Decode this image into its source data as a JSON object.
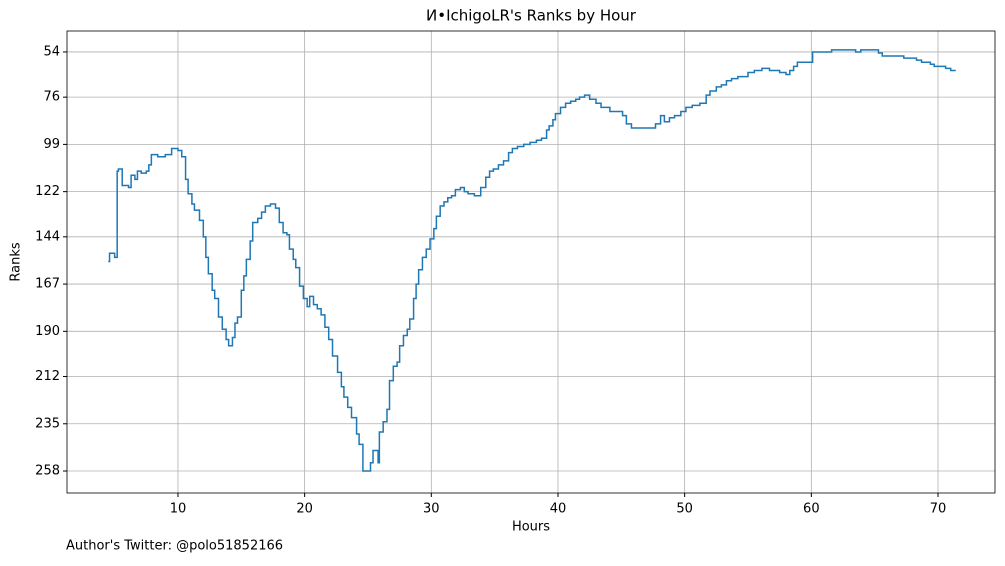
{
  "chart_data": {
    "type": "step",
    "title": "И•IchigoLR's Ranks by Hour",
    "xlabel": "Hours",
    "ylabel": "Ranks",
    "footnote": "Author's Twitter: @polo51852166",
    "x": [
      4.5,
      4.6,
      5.0,
      5.2,
      5.3,
      5.6,
      6.1,
      6.3,
      6.6,
      6.8,
      7.1,
      7.5,
      7.7,
      7.9,
      8.4,
      9.0,
      9.5,
      10.0,
      10.3,
      10.6,
      10.8,
      11.1,
      11.3,
      11.7,
      12.0,
      12.2,
      12.4,
      12.7,
      12.9,
      13.2,
      13.5,
      13.8,
      14.0,
      14.3,
      14.5,
      14.7,
      15.0,
      15.2,
      15.4,
      15.7,
      15.9,
      16.3,
      16.6,
      16.9,
      17.3,
      17.7,
      18.0,
      18.3,
      18.6,
      18.8,
      19.1,
      19.3,
      19.6,
      19.9,
      20.2,
      20.4,
      20.7,
      21.0,
      21.3,
      21.6,
      21.9,
      22.2,
      22.6,
      22.9,
      23.1,
      23.4,
      23.7,
      24.1,
      24.3,
      24.6,
      25.2,
      25.4,
      25.8,
      25.9,
      26.2,
      26.5,
      26.7,
      27.0,
      27.3,
      27.5,
      27.8,
      28.1,
      28.3,
      28.6,
      28.8,
      29.0,
      29.3,
      29.6,
      29.9,
      30.2,
      30.4,
      30.7,
      31.0,
      31.3,
      31.6,
      31.9,
      32.3,
      32.6,
      32.9,
      33.4,
      33.9,
      34.3,
      34.6,
      34.9,
      35.3,
      35.7,
      36.1,
      36.4,
      36.8,
      37.3,
      37.8,
      38.3,
      38.7,
      39.1,
      39.3,
      39.6,
      39.8,
      40.2,
      40.6,
      41.0,
      41.4,
      41.7,
      42.1,
      42.5,
      43.0,
      43.4,
      44.1,
      45.1,
      45.4,
      45.8,
      47.3,
      47.7,
      48.1,
      48.4,
      48.8,
      49.2,
      49.7,
      50.1,
      50.6,
      51.2,
      51.7,
      52.0,
      52.5,
      52.9,
      53.3,
      53.7,
      54.2,
      55.0,
      55.5,
      56.1,
      56.7,
      57.5,
      58.0,
      58.3,
      58.6,
      58.9,
      60.1,
      61.6,
      63.5,
      63.9,
      65.3,
      65.6,
      67.3,
      68.3,
      68.7,
      69.4,
      69.7,
      70.6,
      71.0,
      71.4
    ],
    "series": [
      {
        "name": "Rank",
        "color": "#1f77b4",
        "values": [
          156,
          152,
          154,
          112,
          111,
          119,
          120,
          114,
          116,
          112,
          113,
          112,
          109,
          104,
          105,
          104,
          101,
          102,
          105,
          116,
          123,
          128,
          131,
          136,
          144,
          154,
          162,
          170,
          174,
          183,
          189,
          194,
          197,
          193,
          186,
          183,
          170,
          163,
          155,
          146,
          137,
          135,
          132,
          129,
          128,
          130,
          137,
          142,
          143,
          150,
          155,
          159,
          168,
          174,
          178,
          173,
          177,
          179,
          182,
          188,
          194,
          202,
          210,
          217,
          222,
          227,
          232,
          240,
          245,
          258,
          254,
          248,
          254,
          239,
          234,
          228,
          214,
          207,
          205,
          197,
          192,
          189,
          184,
          174,
          167,
          160,
          154,
          150,
          145,
          140,
          134,
          129,
          127,
          125,
          124,
          121,
          120,
          122,
          123,
          124,
          120,
          115,
          112,
          111,
          109,
          107,
          103,
          101,
          100,
          99,
          98,
          97,
          96,
          92,
          90,
          87,
          84,
          81,
          79,
          78,
          77,
          76,
          75,
          77,
          79,
          81,
          83,
          85,
          89,
          91,
          91,
          89,
          85,
          88,
          86,
          85,
          83,
          81,
          80,
          79,
          75,
          73,
          71,
          70,
          68,
          67,
          66,
          64,
          63,
          62,
          63,
          64,
          65,
          63,
          61,
          59,
          54,
          53,
          54,
          53,
          54.5,
          56,
          57,
          58,
          59,
          60,
          61,
          62,
          63,
          63
        ]
      }
    ],
    "xlim": [
      1.24,
      74.5
    ],
    "ylim": [
      43.8,
      268.7
    ],
    "y_inverted": true,
    "xticks": [
      10,
      20,
      30,
      40,
      50,
      60,
      70
    ],
    "yticks": [
      54,
      76,
      99,
      122,
      144,
      167,
      190,
      212,
      235,
      258
    ],
    "grid": true
  }
}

──────────────────────────────

## [Brief]
Leave out the pictures and print each record exactly as it stands.

## [Answer to the problem]
Decode this image into its source data as a JSON object.
{
  "chart_data": {
    "type": "step",
    "title": "И•IchigoLR's Ranks by Hour",
    "xlabel": "Hours",
    "ylabel": "Ranks",
    "footnote": "Author's Twitter: @polo51852166",
    "x": [
      4.5,
      4.6,
      5.0,
      5.2,
      5.3,
      5.6,
      6.1,
      6.3,
      6.6,
      6.8,
      7.1,
      7.5,
      7.7,
      7.9,
      8.4,
      9.0,
      9.5,
      10.0,
      10.3,
      10.6,
      10.8,
      11.1,
      11.3,
      11.7,
      12.0,
      12.2,
      12.4,
      12.7,
      12.9,
      13.2,
      13.5,
      13.8,
      14.0,
      14.3,
      14.5,
      14.7,
      15.0,
      15.2,
      15.4,
      15.7,
      15.9,
      16.3,
      16.6,
      16.9,
      17.3,
      17.7,
      18.0,
      18.3,
      18.6,
      18.8,
      19.1,
      19.3,
      19.6,
      19.9,
      20.2,
      20.4,
      20.7,
      21.0,
      21.3,
      21.6,
      21.9,
      22.2,
      22.6,
      22.9,
      23.1,
      23.4,
      23.7,
      24.1,
      24.3,
      24.6,
      25.2,
      25.4,
      25.8,
      25.9,
      26.2,
      26.5,
      26.7,
      27.0,
      27.3,
      27.5,
      27.8,
      28.1,
      28.3,
      28.6,
      28.8,
      29.0,
      29.3,
      29.6,
      29.9,
      30.2,
      30.4,
      30.7,
      31.0,
      31.3,
      31.6,
      31.9,
      32.3,
      32.6,
      32.9,
      33.4,
      33.9,
      34.3,
      34.6,
      34.9,
      35.3,
      35.7,
      36.1,
      36.4,
      36.8,
      37.3,
      37.8,
      38.3,
      38.7,
      39.1,
      39.3,
      39.6,
      39.8,
      40.2,
      40.6,
      41.0,
      41.4,
      41.7,
      42.1,
      42.5,
      43.0,
      43.4,
      44.1,
      45.1,
      45.4,
      45.8,
      47.3,
      47.7,
      48.1,
      48.4,
      48.8,
      49.2,
      49.7,
      50.1,
      50.6,
      51.2,
      51.7,
      52.0,
      52.5,
      52.9,
      53.3,
      53.7,
      54.2,
      55.0,
      55.5,
      56.1,
      56.7,
      57.5,
      58.0,
      58.3,
      58.6,
      58.9,
      60.1,
      61.6,
      63.5,
      63.9,
      65.3,
      65.6,
      67.3,
      68.3,
      68.7,
      69.4,
      69.7,
      70.6,
      71.0,
      71.4
    ],
    "series": [
      {
        "name": "Rank",
        "color": "#1f77b4",
        "values": [
          156,
          152,
          154,
          112,
          111,
          119,
          120,
          114,
          116,
          112,
          113,
          112,
          109,
          104,
          105,
          104,
          101,
          102,
          105,
          116,
          123,
          128,
          131,
          136,
          144,
          154,
          162,
          170,
          174,
          183,
          189,
          194,
          197,
          193,
          186,
          183,
          170,
          163,
          155,
          146,
          137,
          135,
          132,
          129,
          128,
          130,
          137,
          142,
          143,
          150,
          155,
          159,
          168,
          174,
          178,
          173,
          177,
          179,
          182,
          188,
          194,
          202,
          210,
          217,
          222,
          227,
          232,
          240,
          245,
          258,
          254,
          248,
          254,
          239,
          234,
          228,
          214,
          207,
          205,
          197,
          192,
          189,
          184,
          174,
          167,
          160,
          154,
          150,
          145,
          140,
          134,
          129,
          127,
          125,
          124,
          121,
          120,
          122,
          123,
          124,
          120,
          115,
          112,
          111,
          109,
          107,
          103,
          101,
          100,
          99,
          98,
          97,
          96,
          92,
          90,
          87,
          84,
          81,
          79,
          78,
          77,
          76,
          75,
          77,
          79,
          81,
          83,
          85,
          89,
          91,
          91,
          89,
          85,
          88,
          86,
          85,
          83,
          81,
          80,
          79,
          75,
          73,
          71,
          70,
          68,
          67,
          66,
          64,
          63,
          62,
          63,
          64,
          65,
          63,
          61,
          59,
          54,
          53,
          54,
          53,
          54.5,
          56,
          57,
          58,
          59,
          60,
          61,
          62,
          63,
          63
        ]
      }
    ],
    "xlim": [
      1.24,
      74.5
    ],
    "ylim": [
      43.8,
      268.7
    ],
    "y_inverted": true,
    "xticks": [
      10,
      20,
      30,
      40,
      50,
      60,
      70
    ],
    "yticks": [
      54,
      76,
      99,
      122,
      144,
      167,
      190,
      212,
      235,
      258
    ],
    "grid": true
  }
}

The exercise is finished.